To do: Copy every line of the data that contains the string "برآورد".

------------------------------

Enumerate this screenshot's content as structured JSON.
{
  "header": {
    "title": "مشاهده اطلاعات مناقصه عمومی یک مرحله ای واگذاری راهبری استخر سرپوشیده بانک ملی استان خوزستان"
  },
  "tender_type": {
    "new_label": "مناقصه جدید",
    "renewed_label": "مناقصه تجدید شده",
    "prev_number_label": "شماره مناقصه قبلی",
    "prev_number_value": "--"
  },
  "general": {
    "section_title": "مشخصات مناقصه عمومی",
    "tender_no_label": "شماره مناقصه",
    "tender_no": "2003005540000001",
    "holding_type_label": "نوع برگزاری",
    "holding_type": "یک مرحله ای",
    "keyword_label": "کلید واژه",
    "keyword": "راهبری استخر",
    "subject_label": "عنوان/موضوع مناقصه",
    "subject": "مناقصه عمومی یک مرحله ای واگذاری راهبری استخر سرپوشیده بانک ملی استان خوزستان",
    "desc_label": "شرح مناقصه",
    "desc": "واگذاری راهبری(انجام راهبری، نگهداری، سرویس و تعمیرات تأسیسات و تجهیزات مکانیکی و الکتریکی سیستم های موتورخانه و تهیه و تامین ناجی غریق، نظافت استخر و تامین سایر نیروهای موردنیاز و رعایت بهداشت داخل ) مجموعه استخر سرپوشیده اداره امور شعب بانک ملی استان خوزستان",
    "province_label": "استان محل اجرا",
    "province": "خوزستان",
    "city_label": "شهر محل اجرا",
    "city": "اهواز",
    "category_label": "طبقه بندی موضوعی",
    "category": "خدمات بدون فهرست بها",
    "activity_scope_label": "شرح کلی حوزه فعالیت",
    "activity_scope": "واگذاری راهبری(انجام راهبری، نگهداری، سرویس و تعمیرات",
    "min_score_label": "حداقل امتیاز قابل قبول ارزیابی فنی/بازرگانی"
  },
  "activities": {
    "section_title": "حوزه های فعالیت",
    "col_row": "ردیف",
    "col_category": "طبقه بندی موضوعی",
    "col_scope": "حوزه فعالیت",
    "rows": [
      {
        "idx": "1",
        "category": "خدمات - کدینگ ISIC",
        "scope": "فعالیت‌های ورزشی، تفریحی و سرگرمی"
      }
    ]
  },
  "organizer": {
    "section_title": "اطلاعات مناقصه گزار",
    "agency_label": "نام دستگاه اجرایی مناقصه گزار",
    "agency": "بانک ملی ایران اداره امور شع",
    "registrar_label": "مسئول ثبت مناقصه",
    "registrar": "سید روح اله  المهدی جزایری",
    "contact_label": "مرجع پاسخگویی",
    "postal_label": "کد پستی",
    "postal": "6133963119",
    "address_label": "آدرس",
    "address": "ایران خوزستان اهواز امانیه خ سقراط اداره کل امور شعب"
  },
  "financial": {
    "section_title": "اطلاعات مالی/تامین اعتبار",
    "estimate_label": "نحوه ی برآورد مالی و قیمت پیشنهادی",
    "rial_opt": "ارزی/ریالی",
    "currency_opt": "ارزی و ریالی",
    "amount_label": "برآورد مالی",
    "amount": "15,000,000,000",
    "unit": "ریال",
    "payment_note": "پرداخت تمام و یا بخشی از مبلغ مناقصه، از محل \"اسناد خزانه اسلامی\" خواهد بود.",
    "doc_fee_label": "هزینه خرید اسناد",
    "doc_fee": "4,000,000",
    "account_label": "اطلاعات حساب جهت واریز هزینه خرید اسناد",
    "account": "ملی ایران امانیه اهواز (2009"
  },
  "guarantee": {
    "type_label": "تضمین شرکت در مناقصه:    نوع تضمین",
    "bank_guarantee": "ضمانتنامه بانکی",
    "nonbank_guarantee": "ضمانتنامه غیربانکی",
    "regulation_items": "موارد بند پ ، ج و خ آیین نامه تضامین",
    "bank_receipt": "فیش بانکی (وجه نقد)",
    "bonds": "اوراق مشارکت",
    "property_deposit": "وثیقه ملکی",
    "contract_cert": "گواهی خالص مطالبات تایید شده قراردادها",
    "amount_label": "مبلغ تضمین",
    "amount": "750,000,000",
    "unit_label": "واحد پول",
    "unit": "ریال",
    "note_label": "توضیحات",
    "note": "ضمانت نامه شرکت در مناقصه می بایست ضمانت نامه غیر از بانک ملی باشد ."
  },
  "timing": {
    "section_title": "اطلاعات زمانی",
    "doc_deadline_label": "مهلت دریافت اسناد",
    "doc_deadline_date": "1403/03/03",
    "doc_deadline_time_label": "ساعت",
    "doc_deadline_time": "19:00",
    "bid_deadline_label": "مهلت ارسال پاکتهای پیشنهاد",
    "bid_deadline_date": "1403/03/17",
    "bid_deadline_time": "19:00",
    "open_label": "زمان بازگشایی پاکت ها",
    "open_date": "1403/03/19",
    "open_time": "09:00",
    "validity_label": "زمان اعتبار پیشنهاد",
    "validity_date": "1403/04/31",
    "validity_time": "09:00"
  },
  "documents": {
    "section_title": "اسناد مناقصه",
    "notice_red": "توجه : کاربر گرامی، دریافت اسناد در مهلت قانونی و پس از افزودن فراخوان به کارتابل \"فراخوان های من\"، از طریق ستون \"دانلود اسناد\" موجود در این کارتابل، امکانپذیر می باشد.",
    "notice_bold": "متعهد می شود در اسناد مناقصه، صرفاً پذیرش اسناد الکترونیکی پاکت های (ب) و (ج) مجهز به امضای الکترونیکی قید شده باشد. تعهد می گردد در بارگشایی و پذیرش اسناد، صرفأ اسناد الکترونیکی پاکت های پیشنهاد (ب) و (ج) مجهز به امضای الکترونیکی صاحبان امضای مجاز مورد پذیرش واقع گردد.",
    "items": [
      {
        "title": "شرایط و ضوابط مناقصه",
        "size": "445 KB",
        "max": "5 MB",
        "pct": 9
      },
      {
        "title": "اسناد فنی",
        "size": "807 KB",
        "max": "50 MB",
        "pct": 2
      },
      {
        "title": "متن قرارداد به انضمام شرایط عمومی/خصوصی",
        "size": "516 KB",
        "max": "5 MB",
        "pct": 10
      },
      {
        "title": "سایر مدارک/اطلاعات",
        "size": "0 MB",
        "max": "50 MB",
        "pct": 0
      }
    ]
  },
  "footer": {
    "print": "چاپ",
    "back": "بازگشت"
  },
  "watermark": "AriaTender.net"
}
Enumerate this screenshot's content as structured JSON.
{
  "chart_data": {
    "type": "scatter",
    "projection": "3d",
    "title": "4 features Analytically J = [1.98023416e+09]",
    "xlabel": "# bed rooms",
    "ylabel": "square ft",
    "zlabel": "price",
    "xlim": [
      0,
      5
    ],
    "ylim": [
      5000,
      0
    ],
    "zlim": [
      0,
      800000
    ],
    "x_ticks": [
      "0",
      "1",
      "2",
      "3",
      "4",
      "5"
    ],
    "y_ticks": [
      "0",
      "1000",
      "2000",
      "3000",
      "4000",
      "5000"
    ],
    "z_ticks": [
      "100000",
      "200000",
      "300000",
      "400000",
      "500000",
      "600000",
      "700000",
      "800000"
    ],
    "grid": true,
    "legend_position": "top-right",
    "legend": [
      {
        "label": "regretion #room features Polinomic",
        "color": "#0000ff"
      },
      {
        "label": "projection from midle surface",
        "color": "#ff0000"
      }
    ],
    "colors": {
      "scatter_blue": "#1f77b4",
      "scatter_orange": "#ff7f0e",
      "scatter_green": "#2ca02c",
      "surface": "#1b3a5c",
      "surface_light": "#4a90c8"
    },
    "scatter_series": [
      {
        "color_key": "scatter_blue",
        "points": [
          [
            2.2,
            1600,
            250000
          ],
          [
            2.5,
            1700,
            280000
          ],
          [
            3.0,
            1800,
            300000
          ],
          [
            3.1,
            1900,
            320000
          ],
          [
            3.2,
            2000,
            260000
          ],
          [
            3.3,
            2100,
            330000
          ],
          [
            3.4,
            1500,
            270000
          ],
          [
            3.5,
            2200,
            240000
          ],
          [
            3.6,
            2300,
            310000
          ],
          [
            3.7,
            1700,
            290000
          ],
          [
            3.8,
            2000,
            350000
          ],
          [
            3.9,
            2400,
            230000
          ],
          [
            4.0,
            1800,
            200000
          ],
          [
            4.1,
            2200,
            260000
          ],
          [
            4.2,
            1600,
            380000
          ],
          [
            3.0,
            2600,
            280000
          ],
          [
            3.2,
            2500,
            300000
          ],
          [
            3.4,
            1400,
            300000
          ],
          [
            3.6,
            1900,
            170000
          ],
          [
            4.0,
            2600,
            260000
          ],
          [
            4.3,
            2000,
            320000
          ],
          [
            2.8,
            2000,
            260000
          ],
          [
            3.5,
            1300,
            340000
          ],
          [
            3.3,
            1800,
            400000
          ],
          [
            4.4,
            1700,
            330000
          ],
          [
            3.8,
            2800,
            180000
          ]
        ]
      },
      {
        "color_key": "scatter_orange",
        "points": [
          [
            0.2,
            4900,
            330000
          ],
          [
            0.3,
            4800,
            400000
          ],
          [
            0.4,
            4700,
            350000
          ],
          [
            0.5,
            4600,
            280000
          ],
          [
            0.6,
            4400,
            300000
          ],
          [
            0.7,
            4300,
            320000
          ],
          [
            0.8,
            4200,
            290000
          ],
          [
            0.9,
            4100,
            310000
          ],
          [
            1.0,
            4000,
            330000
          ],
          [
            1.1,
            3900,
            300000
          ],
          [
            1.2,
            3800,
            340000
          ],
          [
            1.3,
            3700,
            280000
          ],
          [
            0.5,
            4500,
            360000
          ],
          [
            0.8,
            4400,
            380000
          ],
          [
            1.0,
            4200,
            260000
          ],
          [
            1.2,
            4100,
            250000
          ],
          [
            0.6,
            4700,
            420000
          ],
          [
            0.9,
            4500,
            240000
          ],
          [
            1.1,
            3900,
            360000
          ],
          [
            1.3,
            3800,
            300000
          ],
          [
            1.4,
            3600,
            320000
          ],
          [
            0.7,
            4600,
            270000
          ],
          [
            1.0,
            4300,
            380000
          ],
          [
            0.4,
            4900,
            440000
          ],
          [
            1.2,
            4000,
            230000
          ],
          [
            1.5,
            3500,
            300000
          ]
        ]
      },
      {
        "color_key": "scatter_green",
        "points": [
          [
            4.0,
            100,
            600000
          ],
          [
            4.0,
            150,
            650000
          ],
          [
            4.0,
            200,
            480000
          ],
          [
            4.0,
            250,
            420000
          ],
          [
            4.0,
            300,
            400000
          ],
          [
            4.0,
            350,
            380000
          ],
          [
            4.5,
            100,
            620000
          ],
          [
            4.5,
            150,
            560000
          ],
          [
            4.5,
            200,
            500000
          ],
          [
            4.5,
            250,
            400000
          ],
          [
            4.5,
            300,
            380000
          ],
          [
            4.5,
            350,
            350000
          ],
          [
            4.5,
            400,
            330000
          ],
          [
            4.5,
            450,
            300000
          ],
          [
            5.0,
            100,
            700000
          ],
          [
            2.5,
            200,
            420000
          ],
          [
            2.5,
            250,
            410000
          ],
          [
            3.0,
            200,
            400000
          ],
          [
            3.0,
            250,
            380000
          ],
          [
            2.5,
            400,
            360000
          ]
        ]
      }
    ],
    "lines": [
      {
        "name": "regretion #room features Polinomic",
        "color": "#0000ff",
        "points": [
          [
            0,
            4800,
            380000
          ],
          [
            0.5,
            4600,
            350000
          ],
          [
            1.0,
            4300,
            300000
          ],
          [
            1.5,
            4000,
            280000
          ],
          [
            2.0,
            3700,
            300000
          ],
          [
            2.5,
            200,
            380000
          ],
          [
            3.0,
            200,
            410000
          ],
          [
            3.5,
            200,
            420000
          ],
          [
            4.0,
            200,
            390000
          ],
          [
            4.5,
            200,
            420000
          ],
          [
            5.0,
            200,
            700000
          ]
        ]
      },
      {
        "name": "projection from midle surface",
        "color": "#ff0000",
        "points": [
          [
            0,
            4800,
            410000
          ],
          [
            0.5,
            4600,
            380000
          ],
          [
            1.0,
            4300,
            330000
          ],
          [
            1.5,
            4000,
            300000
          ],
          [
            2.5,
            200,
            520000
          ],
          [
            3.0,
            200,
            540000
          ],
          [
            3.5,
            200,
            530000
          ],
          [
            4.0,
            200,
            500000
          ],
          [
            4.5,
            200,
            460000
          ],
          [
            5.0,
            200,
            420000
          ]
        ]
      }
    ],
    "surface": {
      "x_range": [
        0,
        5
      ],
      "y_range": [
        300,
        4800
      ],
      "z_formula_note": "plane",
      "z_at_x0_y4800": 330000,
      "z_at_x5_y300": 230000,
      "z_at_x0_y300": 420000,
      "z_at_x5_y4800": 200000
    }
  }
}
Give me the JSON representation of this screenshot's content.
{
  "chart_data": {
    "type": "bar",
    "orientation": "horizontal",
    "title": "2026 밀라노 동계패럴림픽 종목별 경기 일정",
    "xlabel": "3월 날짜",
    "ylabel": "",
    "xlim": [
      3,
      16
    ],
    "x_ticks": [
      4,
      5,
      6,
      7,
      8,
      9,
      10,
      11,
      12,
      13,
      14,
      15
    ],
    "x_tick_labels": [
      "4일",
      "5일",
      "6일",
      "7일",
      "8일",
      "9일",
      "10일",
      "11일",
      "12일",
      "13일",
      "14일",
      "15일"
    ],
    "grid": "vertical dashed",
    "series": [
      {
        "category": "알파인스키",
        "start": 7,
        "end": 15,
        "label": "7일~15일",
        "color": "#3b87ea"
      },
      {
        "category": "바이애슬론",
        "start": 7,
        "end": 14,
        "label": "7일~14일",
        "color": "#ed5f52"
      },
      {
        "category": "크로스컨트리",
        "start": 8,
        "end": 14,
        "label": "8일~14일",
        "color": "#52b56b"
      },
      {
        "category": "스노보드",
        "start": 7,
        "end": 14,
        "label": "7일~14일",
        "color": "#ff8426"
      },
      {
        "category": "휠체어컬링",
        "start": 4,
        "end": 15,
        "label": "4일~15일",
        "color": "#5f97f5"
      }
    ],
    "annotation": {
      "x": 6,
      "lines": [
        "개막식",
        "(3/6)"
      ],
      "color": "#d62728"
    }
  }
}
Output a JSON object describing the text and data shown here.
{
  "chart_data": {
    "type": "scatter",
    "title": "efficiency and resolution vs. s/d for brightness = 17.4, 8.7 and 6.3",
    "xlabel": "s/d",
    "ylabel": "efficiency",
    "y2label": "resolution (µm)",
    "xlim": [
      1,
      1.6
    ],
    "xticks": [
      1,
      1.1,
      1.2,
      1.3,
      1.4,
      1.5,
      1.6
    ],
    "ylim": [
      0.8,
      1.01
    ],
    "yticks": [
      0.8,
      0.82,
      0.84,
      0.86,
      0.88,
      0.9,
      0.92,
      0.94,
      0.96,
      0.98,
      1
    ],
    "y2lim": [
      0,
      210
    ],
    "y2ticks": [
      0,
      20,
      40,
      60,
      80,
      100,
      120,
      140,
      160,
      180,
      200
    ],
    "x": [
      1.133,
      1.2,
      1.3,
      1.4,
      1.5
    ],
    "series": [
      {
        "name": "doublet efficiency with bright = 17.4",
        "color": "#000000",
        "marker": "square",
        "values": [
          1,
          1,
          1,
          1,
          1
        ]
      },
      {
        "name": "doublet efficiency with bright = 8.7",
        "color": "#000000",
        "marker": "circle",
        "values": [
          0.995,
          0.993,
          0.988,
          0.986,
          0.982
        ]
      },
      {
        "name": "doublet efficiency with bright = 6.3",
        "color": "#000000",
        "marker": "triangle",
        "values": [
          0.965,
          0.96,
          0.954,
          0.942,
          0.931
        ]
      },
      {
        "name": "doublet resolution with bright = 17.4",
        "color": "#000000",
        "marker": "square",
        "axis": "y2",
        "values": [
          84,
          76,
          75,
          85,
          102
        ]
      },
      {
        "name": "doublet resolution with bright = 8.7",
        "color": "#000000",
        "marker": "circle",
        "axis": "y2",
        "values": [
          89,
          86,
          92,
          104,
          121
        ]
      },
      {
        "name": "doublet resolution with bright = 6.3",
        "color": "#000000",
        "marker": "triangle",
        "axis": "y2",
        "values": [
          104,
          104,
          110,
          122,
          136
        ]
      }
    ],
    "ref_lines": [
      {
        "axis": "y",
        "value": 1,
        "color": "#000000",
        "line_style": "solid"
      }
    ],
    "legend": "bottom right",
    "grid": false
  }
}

------------------------------

Worked solution:
    "estimate_label": "نحوه ی برآورد مالی و قیمت پیشنهادی",
    "amount_label": "برآورد مالی",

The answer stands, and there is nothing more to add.